# [Dataset excerpts]
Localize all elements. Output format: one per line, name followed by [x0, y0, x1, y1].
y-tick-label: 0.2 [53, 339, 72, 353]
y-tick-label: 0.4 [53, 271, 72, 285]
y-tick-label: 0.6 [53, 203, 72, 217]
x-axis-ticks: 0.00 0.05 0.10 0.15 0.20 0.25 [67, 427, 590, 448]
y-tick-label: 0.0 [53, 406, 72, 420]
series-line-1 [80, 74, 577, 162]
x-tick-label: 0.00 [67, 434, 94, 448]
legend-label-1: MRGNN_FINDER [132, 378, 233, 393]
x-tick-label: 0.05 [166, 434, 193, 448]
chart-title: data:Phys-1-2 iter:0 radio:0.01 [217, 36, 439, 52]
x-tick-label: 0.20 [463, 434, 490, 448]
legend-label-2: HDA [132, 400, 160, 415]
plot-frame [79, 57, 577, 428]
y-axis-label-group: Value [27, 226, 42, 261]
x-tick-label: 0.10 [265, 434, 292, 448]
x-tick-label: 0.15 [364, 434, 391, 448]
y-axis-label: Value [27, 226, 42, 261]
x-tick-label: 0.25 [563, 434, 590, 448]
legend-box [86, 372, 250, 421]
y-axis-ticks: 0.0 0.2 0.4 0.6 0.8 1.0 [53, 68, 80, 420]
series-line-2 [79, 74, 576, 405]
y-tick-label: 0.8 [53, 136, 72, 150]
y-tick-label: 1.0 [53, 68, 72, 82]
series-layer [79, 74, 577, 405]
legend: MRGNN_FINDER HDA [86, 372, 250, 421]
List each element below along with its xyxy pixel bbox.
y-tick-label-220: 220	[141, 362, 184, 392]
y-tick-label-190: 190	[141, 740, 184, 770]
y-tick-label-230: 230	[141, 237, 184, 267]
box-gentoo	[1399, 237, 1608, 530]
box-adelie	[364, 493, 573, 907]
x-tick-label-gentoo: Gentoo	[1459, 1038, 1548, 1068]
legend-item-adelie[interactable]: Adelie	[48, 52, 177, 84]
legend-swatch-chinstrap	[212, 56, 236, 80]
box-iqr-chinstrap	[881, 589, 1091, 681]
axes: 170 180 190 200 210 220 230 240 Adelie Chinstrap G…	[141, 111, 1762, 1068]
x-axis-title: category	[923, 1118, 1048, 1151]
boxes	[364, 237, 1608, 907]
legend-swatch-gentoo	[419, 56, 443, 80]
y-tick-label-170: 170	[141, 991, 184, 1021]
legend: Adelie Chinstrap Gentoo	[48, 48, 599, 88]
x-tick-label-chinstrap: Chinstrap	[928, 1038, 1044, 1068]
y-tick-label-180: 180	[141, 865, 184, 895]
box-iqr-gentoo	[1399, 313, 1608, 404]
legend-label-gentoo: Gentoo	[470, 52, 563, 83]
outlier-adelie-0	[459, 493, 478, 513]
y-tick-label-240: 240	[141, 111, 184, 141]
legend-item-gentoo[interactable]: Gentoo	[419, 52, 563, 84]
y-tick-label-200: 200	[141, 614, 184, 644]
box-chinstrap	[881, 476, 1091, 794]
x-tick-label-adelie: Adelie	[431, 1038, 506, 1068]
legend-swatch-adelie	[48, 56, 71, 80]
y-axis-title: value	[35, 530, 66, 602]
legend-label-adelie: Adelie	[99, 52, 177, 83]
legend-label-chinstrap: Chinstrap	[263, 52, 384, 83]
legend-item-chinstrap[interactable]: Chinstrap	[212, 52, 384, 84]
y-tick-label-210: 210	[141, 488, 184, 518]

# [Task directions]
Rewrite the data from the start through the line that contains "589, 1091, 681]", including that line, replacing "Value" with "Score" and leaving everything else unchanged.

# [Final answer]
Localize all elements. Output format: one per line, name followed by [x0, y0, x1, y1].
y-tick-label: 0.2 [53, 339, 72, 353]
y-tick-label: 0.4 [53, 271, 72, 285]
y-tick-label: 0.6 [53, 203, 72, 217]
x-axis-ticks: 0.00 0.05 0.10 0.15 0.20 0.25 [67, 427, 590, 448]
y-tick-label: 0.0 [53, 406, 72, 420]
series-line-1 [80, 74, 577, 162]
x-tick-label: 0.00 [67, 434, 94, 448]
legend-label-1: MRGNN_FINDER [132, 378, 233, 393]
x-tick-label: 0.05 [166, 434, 193, 448]
chart-title: data:Phys-1-2 iter:0 radio:0.01 [217, 36, 439, 52]
x-tick-label: 0.20 [463, 434, 490, 448]
legend-label-2: HDA [132, 400, 160, 415]
plot-frame [79, 57, 577, 428]
y-axis-label-group: Score [27, 226, 42, 261]
x-tick-label: 0.10 [265, 434, 292, 448]
x-tick-label: 0.15 [364, 434, 391, 448]
y-axis-label: Score [27, 226, 42, 261]
x-tick-label: 0.25 [563, 434, 590, 448]
legend-box [86, 372, 250, 421]
y-axis-ticks: 0.0 0.2 0.4 0.6 0.8 1.0 [53, 68, 80, 420]
series-line-2 [79, 74, 576, 405]
y-tick-label: 0.8 [53, 136, 72, 150]
y-tick-label: 1.0 [53, 68, 72, 82]
series-layer [79, 74, 577, 405]
legend: MRGNN_FINDER HDA [86, 372, 250, 421]
List each element below along with its xyxy pixel bbox.
y-tick-label-220: 220	[141, 362, 184, 392]
y-tick-label-190: 190	[141, 740, 184, 770]
y-tick-label-230: 230	[141, 237, 184, 267]
box-gentoo	[1399, 237, 1608, 530]
box-adelie	[364, 493, 573, 907]
x-tick-label-gentoo: Gentoo	[1459, 1038, 1548, 1068]
legend-item-adelie[interactable]: Adelie	[48, 52, 177, 84]
legend-swatch-chinstrap	[212, 56, 236, 80]
box-iqr-chinstrap	[881, 589, 1091, 681]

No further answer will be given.